═══ DATA TO PROCESS

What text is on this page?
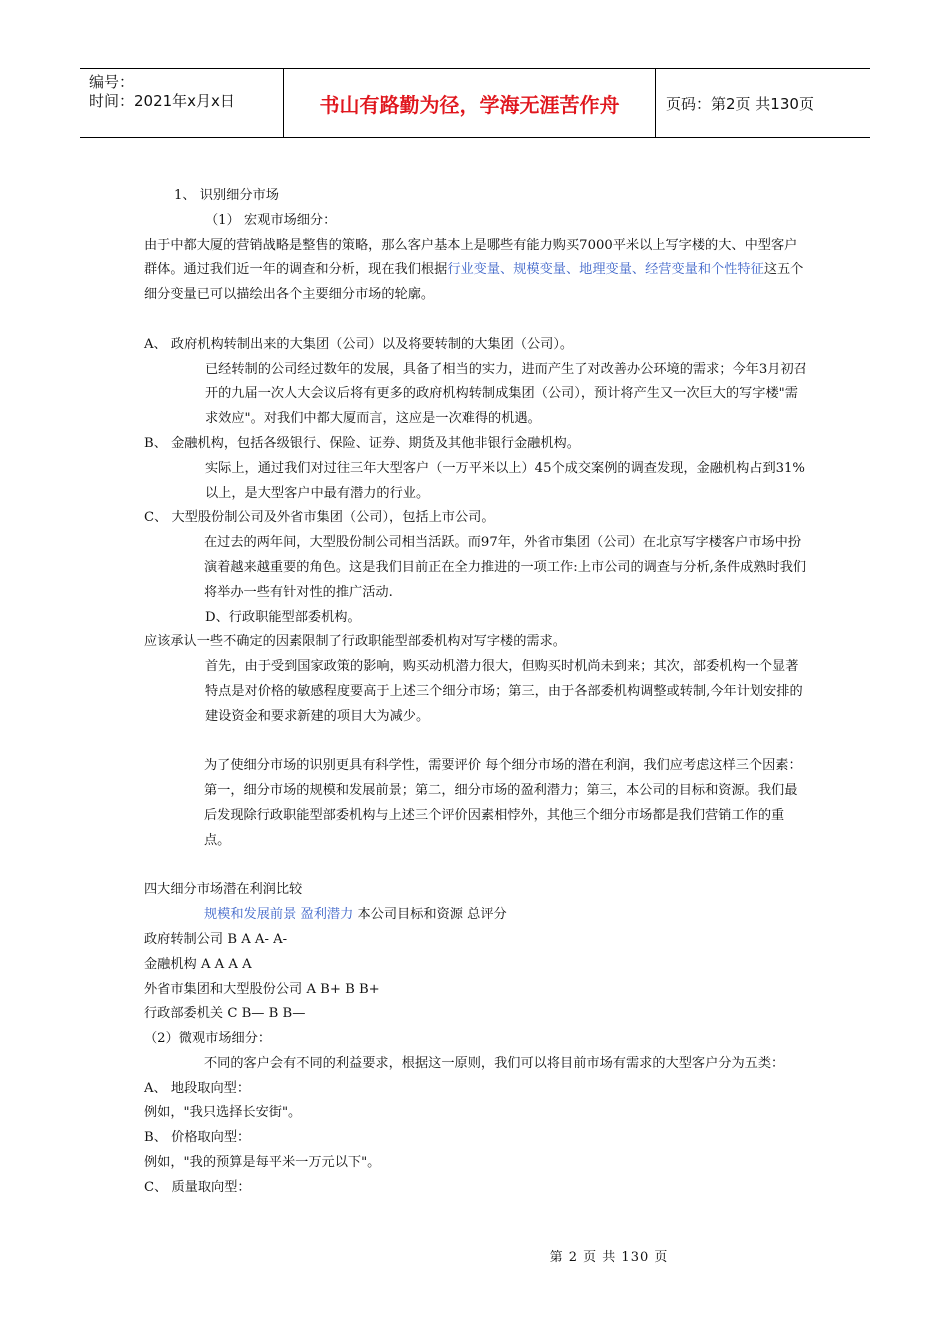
编号：
时间：2021年x月x日	书山有路勤为径，学海无涯苦作舟	页码：第2页 共130页

1、 识别细分市场

（1） 宏观市场细分：

由于中都大厦的营销战略是整售的策略，那么客户基本上是哪些有能力购买7000平米以上写字楼的大、中型客户群体。通过我们近一年的调查和分析，现在我们根据行业变量、规模变量、地理变量、经营变量和个性特征这五个细分变量已可以描绘出各个主要细分市场的轮廓。

A、 政府机构转制出来的大集团（公司）以及将要转制的大集团（公司）。

已经转制的公司经过数年的发展，具备了相当的实力，进而产生了对改善办公环境的需求；今年3月初召开的九届一次人大会议后将有更多的政府机构转制成集团（公司），预计将产生又一次巨大的写字楼"需求效应"。对我们中都大厦而言，这应是一次难得的机遇。

B、 金融机构，包括各级银行、保险、证券、期货及其他非银行金融机构。

实际上，通过我们对过往三年大型客户（一万平米以上）45个成交案例的调查发现，金融机构占到31%以上，是大型客户中最有潜力的行业。

C、 大型股份制公司及外省市集团（公司），包括上市公司。

在过去的两年间，大型股份制公司相当活跃。而97年，外省市集团（公司）在北京写字楼客户市场中扮演着越来越重要的角色。这是我们目前正在全力推进的一项工作:上市公司的调查与分析,条件成熟时我们将举办一些有针对性的推广活动.

D、行政职能型部委机构。

应该承认一些不确定的因素限制了行政职能型部委机构对写字楼的需求。

首先，由于受到国家政策的影响，购买动机潜力很大，但购买时机尚未到来；其次，部委机构一个显著特点是对价格的敏感程度要高于上述三个细分市场；第三，由于各部委机构调整或转制,今年计划安排的建设资金和要求新建的项目大为减少。

为了使细分市场的识别更具有科学性，需要评价 每个细分市场的潜在利润，我们应考虑这样三个因素：第一，细分市场的规模和发展前景；第二，细分市场的盈利潜力；第三，本公司的目标和资源。我们最后发现除行政职能型部委机构与上述三个评价因素相悖外，其他三个细分市场都是我们营销工作的重点。

四大细分市场潜在利润比较

规模和发展前景 盈利潜力 本公司目标和资源 总评分

政府转制公司 B A A- A-

金融机构 A A A A

外省市集团和大型股份公司 A B+ B B+

行政部委机关 C B— B B—

（2）微观市场细分：

不同的客户会有不同的利益要求，根据这一原则，我们可以将目前市场有需求的大型客户分为五类：

A、 地段取向型：

例如，"我只选择长安街"。

B、 价格取向型：

例如，"我的预算是每平米一万元以下"。

C、 质量取向型：

第 2 页 共 130 页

══════

** DIRECTIONS FOR THIS TASK **
Every line above should be repeated exactly; pictures stay out of the copy.

** PROBLEM SOLUTION **
What text is on this page?
编号：
时间：2021年x月x日	书山有路勤为径，学海无涯苦作舟	页码：第2页 共130页

1、 识别细分市场

（1） 宏观市场细分：

由于中都大厦的营销战略是整售的策略，那么客户基本上是哪些有能力购买7000平米以上写字楼的大、中型客户群体。通过我们近一年的调查和分析，现在我们根据行业变量、规模变量、地理变量、经营变量和个性特征这五个细分变量已可以描绘出各个主要细分市场的轮廓。

A、 政府机构转制出来的大集团（公司）以及将要转制的大集团（公司）。

已经转制的公司经过数年的发展，具备了相当的实力，进而产生了对改善办公环境的需求；今年3月初召开的九届一次人大会议后将有更多的政府机构转制成集团（公司），预计将产生又一次巨大的写字楼"需求效应"。对我们中都大厦而言，这应是一次难得的机遇。

B、 金融机构，包括各级银行、保险、证券、期货及其他非银行金融机构。

实际上，通过我们对过往三年大型客户（一万平米以上）45个成交案例的调查发现，金融机构占到31%以上，是大型客户中最有潜力的行业。

C、 大型股份制公司及外省市集团（公司），包括上市公司。

在过去的两年间，大型股份制公司相当活跃。而97年，外省市集团（公司）在北京写字楼客户市场中扮演着越来越重要的角色。这是我们目前正在全力推进的一项工作:上市公司的调查与分析,条件成熟时我们将举办一些有针对性的推广活动.

D、行政职能型部委机构。

应该承认一些不确定的因素限制了行政职能型部委机构对写字楼的需求。

首先，由于受到国家政策的影响，购买动机潜力很大，但购买时机尚未到来；其次，部委机构一个显著特点是对价格的敏感程度要高于上述三个细分市场；第三，由于各部委机构调整或转制,今年计划安排的建设资金和要求新建的项目大为减少。

为了使细分市场的识别更具有科学性，需要评价 每个细分市场的潜在利润，我们应考虑这样三个因素：第一，细分市场的规模和发展前景；第二，细分市场的盈利潜力；第三，本公司的目标和资源。我们最后发现除行政职能型部委机构与上述三个评价因素相悖外，其他三个细分市场都是我们营销工作的重点。

四大细分市场潜在利润比较

规模和发展前景 盈利潜力 本公司目标和资源 总评分

政府转制公司 B A A- A-

金融机构 A A A A

外省市集团和大型股份公司 A B+ B B+

行政部委机关 C B— B B—

（2）微观市场细分：

不同的客户会有不同的利益要求，根据这一原则，我们可以将目前市场有需求的大型客户分为五类：

A、 地段取向型：

例如，"我只选择长安街"。

B、 价格取向型：

例如，"我的预算是每平米一万元以下"。

C、 质量取向型：

第 2 页 共 130 页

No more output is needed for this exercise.